RECORD EXTRACTS:

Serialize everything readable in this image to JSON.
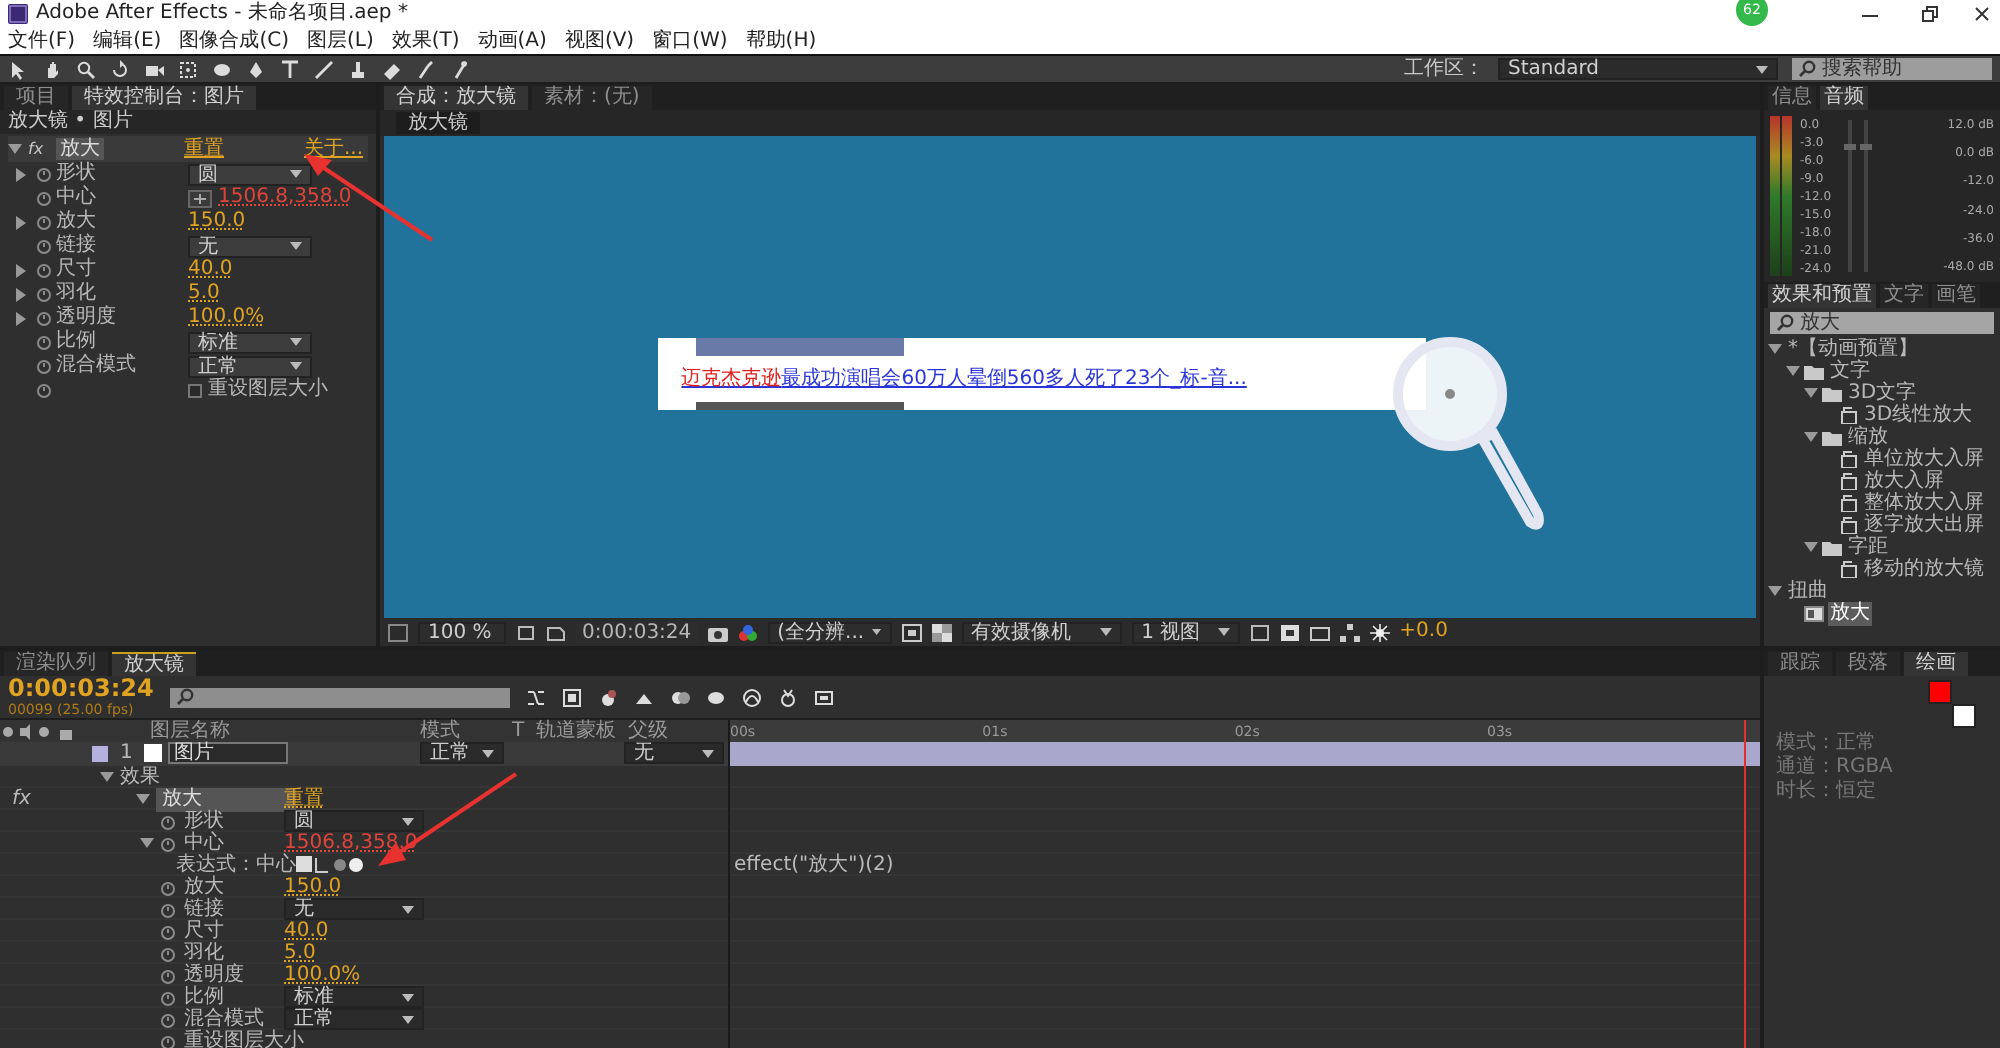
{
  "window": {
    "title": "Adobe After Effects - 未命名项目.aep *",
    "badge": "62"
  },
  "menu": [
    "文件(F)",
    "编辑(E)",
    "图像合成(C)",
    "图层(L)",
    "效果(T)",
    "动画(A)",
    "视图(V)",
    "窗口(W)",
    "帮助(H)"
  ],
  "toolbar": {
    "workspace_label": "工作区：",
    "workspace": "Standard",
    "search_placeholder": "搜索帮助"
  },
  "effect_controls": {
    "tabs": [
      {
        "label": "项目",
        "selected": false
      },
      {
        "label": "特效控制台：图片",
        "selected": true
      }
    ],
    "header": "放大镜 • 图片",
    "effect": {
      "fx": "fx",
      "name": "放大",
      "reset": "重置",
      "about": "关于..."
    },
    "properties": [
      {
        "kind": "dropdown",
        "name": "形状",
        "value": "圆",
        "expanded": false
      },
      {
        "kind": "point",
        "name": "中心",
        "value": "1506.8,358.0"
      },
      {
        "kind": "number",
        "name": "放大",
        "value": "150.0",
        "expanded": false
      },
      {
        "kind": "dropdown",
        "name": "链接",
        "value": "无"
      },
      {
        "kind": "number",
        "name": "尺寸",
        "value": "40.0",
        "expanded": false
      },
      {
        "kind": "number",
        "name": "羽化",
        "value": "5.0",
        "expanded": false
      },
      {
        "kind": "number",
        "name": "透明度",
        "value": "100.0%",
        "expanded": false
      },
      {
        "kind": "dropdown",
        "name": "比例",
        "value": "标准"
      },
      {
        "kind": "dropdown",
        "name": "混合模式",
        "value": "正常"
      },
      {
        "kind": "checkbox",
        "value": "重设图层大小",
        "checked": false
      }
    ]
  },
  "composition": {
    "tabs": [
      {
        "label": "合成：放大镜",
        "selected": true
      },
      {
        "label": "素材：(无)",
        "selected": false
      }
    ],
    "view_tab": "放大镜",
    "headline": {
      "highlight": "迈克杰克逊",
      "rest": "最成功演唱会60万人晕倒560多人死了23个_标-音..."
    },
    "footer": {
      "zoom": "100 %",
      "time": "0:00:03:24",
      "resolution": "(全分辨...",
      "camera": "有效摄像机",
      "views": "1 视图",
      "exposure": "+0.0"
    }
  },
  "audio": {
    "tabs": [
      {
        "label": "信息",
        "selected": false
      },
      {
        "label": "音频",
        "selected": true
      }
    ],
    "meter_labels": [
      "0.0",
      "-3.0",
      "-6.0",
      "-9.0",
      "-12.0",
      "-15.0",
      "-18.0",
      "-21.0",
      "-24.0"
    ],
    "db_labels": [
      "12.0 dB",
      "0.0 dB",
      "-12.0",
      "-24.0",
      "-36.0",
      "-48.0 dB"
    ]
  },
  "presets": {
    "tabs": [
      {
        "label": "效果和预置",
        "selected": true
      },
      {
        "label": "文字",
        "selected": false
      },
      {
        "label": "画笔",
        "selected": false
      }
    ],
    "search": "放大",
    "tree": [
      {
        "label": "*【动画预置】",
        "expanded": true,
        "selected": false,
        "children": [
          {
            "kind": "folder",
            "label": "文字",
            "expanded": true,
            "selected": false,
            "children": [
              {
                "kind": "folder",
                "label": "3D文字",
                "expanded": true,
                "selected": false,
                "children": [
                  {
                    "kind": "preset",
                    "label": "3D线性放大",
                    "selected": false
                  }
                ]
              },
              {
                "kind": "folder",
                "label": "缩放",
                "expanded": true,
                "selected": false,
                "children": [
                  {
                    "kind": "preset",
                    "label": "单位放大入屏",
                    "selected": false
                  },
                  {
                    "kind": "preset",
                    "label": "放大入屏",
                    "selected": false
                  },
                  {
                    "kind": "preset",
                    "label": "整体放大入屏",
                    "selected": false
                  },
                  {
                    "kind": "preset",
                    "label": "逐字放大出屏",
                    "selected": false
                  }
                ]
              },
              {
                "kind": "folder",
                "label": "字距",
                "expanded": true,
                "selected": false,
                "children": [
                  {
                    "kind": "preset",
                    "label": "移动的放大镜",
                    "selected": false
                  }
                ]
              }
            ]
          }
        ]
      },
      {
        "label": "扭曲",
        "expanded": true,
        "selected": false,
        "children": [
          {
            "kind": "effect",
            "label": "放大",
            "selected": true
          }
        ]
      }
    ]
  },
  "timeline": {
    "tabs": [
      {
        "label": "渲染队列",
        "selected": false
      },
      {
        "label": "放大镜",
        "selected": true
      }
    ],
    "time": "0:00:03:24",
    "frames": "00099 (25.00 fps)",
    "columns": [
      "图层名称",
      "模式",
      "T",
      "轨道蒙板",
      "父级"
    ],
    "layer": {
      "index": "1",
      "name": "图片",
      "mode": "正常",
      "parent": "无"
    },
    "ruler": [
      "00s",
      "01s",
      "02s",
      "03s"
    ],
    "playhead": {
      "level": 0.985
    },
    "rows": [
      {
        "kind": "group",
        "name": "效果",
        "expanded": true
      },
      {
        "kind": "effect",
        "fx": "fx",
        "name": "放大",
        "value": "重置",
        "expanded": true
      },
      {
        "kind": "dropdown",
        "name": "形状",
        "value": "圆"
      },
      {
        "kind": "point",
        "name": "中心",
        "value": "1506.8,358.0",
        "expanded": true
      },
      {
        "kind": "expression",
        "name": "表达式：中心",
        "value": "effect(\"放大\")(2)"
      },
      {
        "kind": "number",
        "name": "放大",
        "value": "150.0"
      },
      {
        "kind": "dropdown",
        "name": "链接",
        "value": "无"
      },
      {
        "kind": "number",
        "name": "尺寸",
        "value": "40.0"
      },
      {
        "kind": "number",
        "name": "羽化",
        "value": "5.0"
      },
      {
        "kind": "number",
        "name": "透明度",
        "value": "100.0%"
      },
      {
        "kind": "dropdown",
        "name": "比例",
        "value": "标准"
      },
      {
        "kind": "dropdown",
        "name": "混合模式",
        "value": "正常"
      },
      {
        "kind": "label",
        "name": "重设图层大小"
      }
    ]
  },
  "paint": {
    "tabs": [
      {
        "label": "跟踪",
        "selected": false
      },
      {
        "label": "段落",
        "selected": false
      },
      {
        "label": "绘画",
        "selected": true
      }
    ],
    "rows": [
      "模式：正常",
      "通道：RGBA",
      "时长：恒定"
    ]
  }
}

PROBLEM TO SOLVE: Write the listing out a second time exactly, dropping all images.

EXERCISE RESPONSE:
Serialize everything readable in this image to JSON.
{
  "window": {
    "title": "Adobe After Effects - 未命名项目.aep *",
    "badge": "62"
  },
  "menu": [
    "文件(F)",
    "编辑(E)",
    "图像合成(C)",
    "图层(L)",
    "效果(T)",
    "动画(A)",
    "视图(V)",
    "窗口(W)",
    "帮助(H)"
  ],
  "toolbar": {
    "workspace_label": "工作区：",
    "workspace": "Standard",
    "search_placeholder": "搜索帮助"
  },
  "effect_controls": {
    "tabs": [
      {
        "label": "项目",
        "selected": false
      },
      {
        "label": "特效控制台：图片",
        "selected": true
      }
    ],
    "header": "放大镜 • 图片",
    "effect": {
      "fx": "fx",
      "name": "放大",
      "reset": "重置",
      "about": "关于..."
    },
    "properties": [
      {
        "kind": "dropdown",
        "name": "形状",
        "value": "圆",
        "expanded": false
      },
      {
        "kind": "point",
        "name": "中心",
        "value": "1506.8,358.0"
      },
      {
        "kind": "number",
        "name": "放大",
        "value": "150.0",
        "expanded": false
      },
      {
        "kind": "dropdown",
        "name": "链接",
        "value": "无"
      },
      {
        "kind": "number",
        "name": "尺寸",
        "value": "40.0",
        "expanded": false
      },
      {
        "kind": "number",
        "name": "羽化",
        "value": "5.0",
        "expanded": false
      },
      {
        "kind": "number",
        "name": "透明度",
        "value": "100.0%",
        "expanded": false
      },
      {
        "kind": "dropdown",
        "name": "比例",
        "value": "标准"
      },
      {
        "kind": "dropdown",
        "name": "混合模式",
        "value": "正常"
      },
      {
        "kind": "checkbox",
        "value": "重设图层大小",
        "checked": false
      }
    ]
  },
  "composition": {
    "tabs": [
      {
        "label": "合成：放大镜",
        "selected": true
      },
      {
        "label": "素材：(无)",
        "selected": false
      }
    ],
    "view_tab": "放大镜",
    "headline": {
      "highlight": "迈克杰克逊",
      "rest": "最成功演唱会60万人晕倒560多人死了23个_标-音..."
    },
    "footer": {
      "zoom": "100 %",
      "time": "0:00:03:24",
      "resolution": "(全分辨...",
      "camera": "有效摄像机",
      "views": "1 视图",
      "exposure": "+0.0"
    }
  },
  "audio": {
    "tabs": [
      {
        "label": "信息",
        "selected": false
      },
      {
        "label": "音频",
        "selected": true
      }
    ],
    "meter_labels": [
      "0.0",
      "-3.0",
      "-6.0",
      "-9.0",
      "-12.0",
      "-15.0",
      "-18.0",
      "-21.0",
      "-24.0"
    ],
    "db_labels": [
      "12.0 dB",
      "0.0 dB",
      "-12.0",
      "-24.0",
      "-36.0",
      "-48.0 dB"
    ]
  },
  "presets": {
    "tabs": [
      {
        "label": "效果和预置",
        "selected": true
      },
      {
        "label": "文字",
        "selected": false
      },
      {
        "label": "画笔",
        "selected": false
      }
    ],
    "search": "放大",
    "tree": [
      {
        "label": "*【动画预置】",
        "expanded": true,
        "selected": false,
        "children": [
          {
            "kind": "folder",
            "label": "文字",
            "expanded": true,
            "selected": false,
            "children": [
              {
                "kind": "folder",
                "label": "3D文字",
                "expanded": true,
                "selected": false,
                "children": [
                  {
                    "kind": "preset",
                    "label": "3D线性放大",
                    "selected": false
                  }
                ]
              },
              {
                "kind": "folder",
                "label": "缩放",
                "expanded": true,
                "selected": false,
                "children": [
                  {
                    "kind": "preset",
                    "label": "单位放大入屏",
                    "selected": false
                  },
                  {
                    "kind": "preset",
                    "label": "放大入屏",
                    "selected": false
                  },
                  {
                    "kind": "preset",
                    "label": "整体放大入屏",
                    "selected": false
                  },
                  {
                    "kind": "preset",
                    "label": "逐字放大出屏",
                    "selected": false
                  }
                ]
              },
              {
                "kind": "folder",
                "label": "字距",
                "expanded": true,
                "selected": false,
                "children": [
                  {
                    "kind": "preset",
                    "label": "移动的放大镜",
                    "selected": false
                  }
                ]
              }
            ]
          }
        ]
      },
      {
        "label": "扭曲",
        "expanded": true,
        "selected": false,
        "children": [
          {
            "kind": "effect",
            "label": "放大",
            "selected": true
          }
        ]
      }
    ]
  },
  "timeline": {
    "tabs": [
      {
        "label": "渲染队列",
        "selected": false
      },
      {
        "label": "放大镜",
        "selected": true
      }
    ],
    "time": "0:00:03:24",
    "frames": "00099 (25.00 fps)",
    "columns": [
      "图层名称",
      "模式",
      "T",
      "轨道蒙板",
      "父级"
    ],
    "layer": {
      "index": "1",
      "name": "图片",
      "mode": "正常",
      "parent": "无"
    },
    "ruler": [
      "00s",
      "01s",
      "02s",
      "03s"
    ],
    "playhead": {
      "level": 0.985
    },
    "rows": [
      {
        "kind": "group",
        "name": "效果",
        "expanded": true
      },
      {
        "kind": "effect",
        "fx": "fx",
        "name": "放大",
        "value": "重置",
        "expanded": true
      },
      {
        "kind": "dropdown",
        "name": "形状",
        "value": "圆"
      },
      {
        "kind": "point",
        "name": "中心",
        "value": "1506.8,358.0",
        "expanded": true
      },
      {
        "kind": "expression",
        "name": "表达式：中心",
        "value": "effect(\"放大\")(2)"
      },
      {
        "kind": "number",
        "name": "放大",
        "value": "150.0"
      },
      {
        "kind": "dropdown",
        "name": "链接",
        "value": "无"
      },
      {
        "kind": "number",
        "name": "尺寸",
        "value": "40.0"
      },
      {
        "kind": "number",
        "name": "羽化",
        "value": "5.0"
      },
      {
        "kind": "number",
        "name": "透明度",
        "value": "100.0%"
      },
      {
        "kind": "dropdown",
        "name": "比例",
        "value": "标准"
      },
      {
        "kind": "dropdown",
        "name": "混合模式",
        "value": "正常"
      },
      {
        "kind": "label",
        "name": "重设图层大小"
      }
    ]
  },
  "paint": {
    "tabs": [
      {
        "label": "跟踪",
        "selected": false
      },
      {
        "label": "段落",
        "selected": false
      },
      {
        "label": "绘画",
        "selected": true
      }
    ],
    "rows": [
      "模式：正常",
      "通道：RGBA",
      "时长：恒定"
    ]
  }
}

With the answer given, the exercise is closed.